### Exercise goal
Write out every single entry exactly.
........
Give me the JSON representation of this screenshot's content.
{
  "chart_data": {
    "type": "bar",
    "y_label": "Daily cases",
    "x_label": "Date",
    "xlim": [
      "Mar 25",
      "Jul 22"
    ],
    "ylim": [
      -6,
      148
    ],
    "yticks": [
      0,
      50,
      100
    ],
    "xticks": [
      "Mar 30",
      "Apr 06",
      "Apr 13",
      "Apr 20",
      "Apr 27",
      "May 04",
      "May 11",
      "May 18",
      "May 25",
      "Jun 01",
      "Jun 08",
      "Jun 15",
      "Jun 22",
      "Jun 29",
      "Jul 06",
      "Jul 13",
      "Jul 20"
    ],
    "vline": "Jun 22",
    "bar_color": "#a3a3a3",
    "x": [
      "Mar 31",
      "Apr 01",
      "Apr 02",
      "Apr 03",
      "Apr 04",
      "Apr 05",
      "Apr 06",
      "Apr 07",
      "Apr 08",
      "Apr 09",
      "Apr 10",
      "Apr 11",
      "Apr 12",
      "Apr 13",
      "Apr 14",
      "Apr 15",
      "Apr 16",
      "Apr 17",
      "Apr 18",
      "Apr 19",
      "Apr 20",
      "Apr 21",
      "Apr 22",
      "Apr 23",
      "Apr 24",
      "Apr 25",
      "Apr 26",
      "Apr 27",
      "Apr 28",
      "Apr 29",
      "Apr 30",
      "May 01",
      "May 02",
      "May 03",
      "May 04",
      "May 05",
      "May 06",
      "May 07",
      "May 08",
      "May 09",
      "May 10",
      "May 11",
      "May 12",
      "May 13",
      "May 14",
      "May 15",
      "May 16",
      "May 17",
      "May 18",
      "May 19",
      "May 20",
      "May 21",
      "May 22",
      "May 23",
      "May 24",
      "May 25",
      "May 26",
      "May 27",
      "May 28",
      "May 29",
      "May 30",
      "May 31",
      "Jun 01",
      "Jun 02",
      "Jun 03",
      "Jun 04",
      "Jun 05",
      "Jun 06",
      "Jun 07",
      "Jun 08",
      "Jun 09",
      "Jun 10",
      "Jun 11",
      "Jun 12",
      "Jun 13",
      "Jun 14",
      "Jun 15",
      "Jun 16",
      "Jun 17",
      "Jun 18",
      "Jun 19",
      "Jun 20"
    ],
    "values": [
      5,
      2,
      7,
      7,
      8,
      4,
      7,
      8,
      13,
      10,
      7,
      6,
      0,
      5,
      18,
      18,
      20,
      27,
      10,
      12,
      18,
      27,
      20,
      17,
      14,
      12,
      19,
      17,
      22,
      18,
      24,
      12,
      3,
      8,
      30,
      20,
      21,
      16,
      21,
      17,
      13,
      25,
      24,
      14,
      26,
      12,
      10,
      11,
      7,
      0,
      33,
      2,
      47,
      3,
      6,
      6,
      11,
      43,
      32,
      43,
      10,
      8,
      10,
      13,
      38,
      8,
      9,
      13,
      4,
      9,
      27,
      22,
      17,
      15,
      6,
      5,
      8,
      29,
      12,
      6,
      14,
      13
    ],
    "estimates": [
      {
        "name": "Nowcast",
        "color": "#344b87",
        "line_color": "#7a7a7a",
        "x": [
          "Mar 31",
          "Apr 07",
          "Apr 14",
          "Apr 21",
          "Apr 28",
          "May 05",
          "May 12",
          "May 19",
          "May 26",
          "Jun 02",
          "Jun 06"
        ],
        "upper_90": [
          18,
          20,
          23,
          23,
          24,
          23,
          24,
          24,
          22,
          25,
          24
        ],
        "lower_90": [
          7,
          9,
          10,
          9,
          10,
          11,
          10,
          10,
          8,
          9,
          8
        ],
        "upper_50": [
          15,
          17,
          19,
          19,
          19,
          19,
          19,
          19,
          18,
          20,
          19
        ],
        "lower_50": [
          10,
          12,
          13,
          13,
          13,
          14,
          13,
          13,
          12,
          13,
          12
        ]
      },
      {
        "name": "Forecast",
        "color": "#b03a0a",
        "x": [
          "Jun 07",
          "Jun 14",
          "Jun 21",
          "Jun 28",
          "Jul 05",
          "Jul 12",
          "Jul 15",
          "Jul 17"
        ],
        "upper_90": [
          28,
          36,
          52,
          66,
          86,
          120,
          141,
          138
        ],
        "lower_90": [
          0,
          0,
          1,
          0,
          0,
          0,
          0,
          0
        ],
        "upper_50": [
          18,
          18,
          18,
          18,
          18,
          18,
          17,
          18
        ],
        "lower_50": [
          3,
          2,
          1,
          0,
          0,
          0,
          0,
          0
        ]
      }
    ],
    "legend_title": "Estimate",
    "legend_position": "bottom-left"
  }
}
........
### Solved problem
Give me the JSON representation of this screenshot's content.
{
  "chart_data": {
    "type": "bar",
    "y_label": "Daily cases",
    "x_label": "Date",
    "xlim": [
      "Mar 25",
      "Jul 22"
    ],
    "ylim": [
      -6,
      148
    ],
    "yticks": [
      0,
      50,
      100
    ],
    "xticks": [
      "Mar 30",
      "Apr 06",
      "Apr 13",
      "Apr 20",
      "Apr 27",
      "May 04",
      "May 11",
      "May 18",
      "May 25",
      "Jun 01",
      "Jun 08",
      "Jun 15",
      "Jun 22",
      "Jun 29",
      "Jul 06",
      "Jul 13",
      "Jul 20"
    ],
    "vline": "Jun 22",
    "bar_color": "#a3a3a3",
    "x": [
      "Mar 31",
      "Apr 01",
      "Apr 02",
      "Apr 03",
      "Apr 04",
      "Apr 05",
      "Apr 06",
      "Apr 07",
      "Apr 08",
      "Apr 09",
      "Apr 10",
      "Apr 11",
      "Apr 12",
      "Apr 13",
      "Apr 14",
      "Apr 15",
      "Apr 16",
      "Apr 17",
      "Apr 18",
      "Apr 19",
      "Apr 20",
      "Apr 21",
      "Apr 22",
      "Apr 23",
      "Apr 24",
      "Apr 25",
      "Apr 26",
      "Apr 27",
      "Apr 28",
      "Apr 29",
      "Apr 30",
      "May 01",
      "May 02",
      "May 03",
      "May 04",
      "May 05",
      "May 06",
      "May 07",
      "May 08",
      "May 09",
      "May 10",
      "May 11",
      "May 12",
      "May 13",
      "May 14",
      "May 15",
      "May 16",
      "May 17",
      "May 18",
      "May 19",
      "May 20",
      "May 21",
      "May 22",
      "May 23",
      "May 24",
      "May 25",
      "May 26",
      "May 27",
      "May 28",
      "May 29",
      "May 30",
      "May 31",
      "Jun 01",
      "Jun 02",
      "Jun 03",
      "Jun 04",
      "Jun 05",
      "Jun 06",
      "Jun 07",
      "Jun 08",
      "Jun 09",
      "Jun 10",
      "Jun 11",
      "Jun 12",
      "Jun 13",
      "Jun 14",
      "Jun 15",
      "Jun 16",
      "Jun 17",
      "Jun 18",
      "Jun 19",
      "Jun 20"
    ],
    "values": [
      5,
      2,
      7,
      7,
      8,
      4,
      7,
      8,
      13,
      10,
      7,
      6,
      0,
      5,
      18,
      18,
      20,
      27,
      10,
      12,
      18,
      27,
      20,
      17,
      14,
      12,
      19,
      17,
      22,
      18,
      24,
      12,
      3,
      8,
      30,
      20,
      21,
      16,
      21,
      17,
      13,
      25,
      24,
      14,
      26,
      12,
      10,
      11,
      7,
      0,
      33,
      2,
      47,
      3,
      6,
      6,
      11,
      43,
      32,
      43,
      10,
      8,
      10,
      13,
      38,
      8,
      9,
      13,
      4,
      9,
      27,
      22,
      17,
      15,
      6,
      5,
      8,
      29,
      12,
      6,
      14,
      13
    ],
    "estimates": [
      {
        "name": "Nowcast",
        "color": "#344b87",
        "line_color": "#7a7a7a",
        "x": [
          "Mar 31",
          "Apr 07",
          "Apr 14",
          "Apr 21",
          "Apr 28",
          "May 05",
          "May 12",
          "May 19",
          "May 26",
          "Jun 02",
          "Jun 06"
        ],
        "upper_90": [
          18,
          20,
          23,
          23,
          24,
          23,
          24,
          24,
          22,
          25,
          24
        ],
        "lower_90": [
          7,
          9,
          10,
          9,
          10,
          11,
          10,
          10,
          8,
          9,
          8
        ],
        "upper_50": [
          15,
          17,
          19,
          19,
          19,
          19,
          19,
          19,
          18,
          20,
          19
        ],
        "lower_50": [
          10,
          12,
          13,
          13,
          13,
          14,
          13,
          13,
          12,
          13,
          12
        ]
      },
      {
        "name": "Forecast",
        "color": "#b03a0a",
        "x": [
          "Jun 07",
          "Jun 14",
          "Jun 21",
          "Jun 28",
          "Jul 05",
          "Jul 12",
          "Jul 15",
          "Jul 17"
        ],
        "upper_90": [
          28,
          36,
          52,
          66,
          86,
          120,
          141,
          138
        ],
        "lower_90": [
          0,
          0,
          1,
          0,
          0,
          0,
          0,
          0
        ],
        "upper_50": [
          18,
          18,
          18,
          18,
          18,
          18,
          17,
          18
        ],
        "lower_50": [
          3,
          2,
          1,
          0,
          0,
          0,
          0,
          0
        ]
      }
    ],
    "legend_title": "Estimate",
    "legend_position": "bottom-left"
  }
}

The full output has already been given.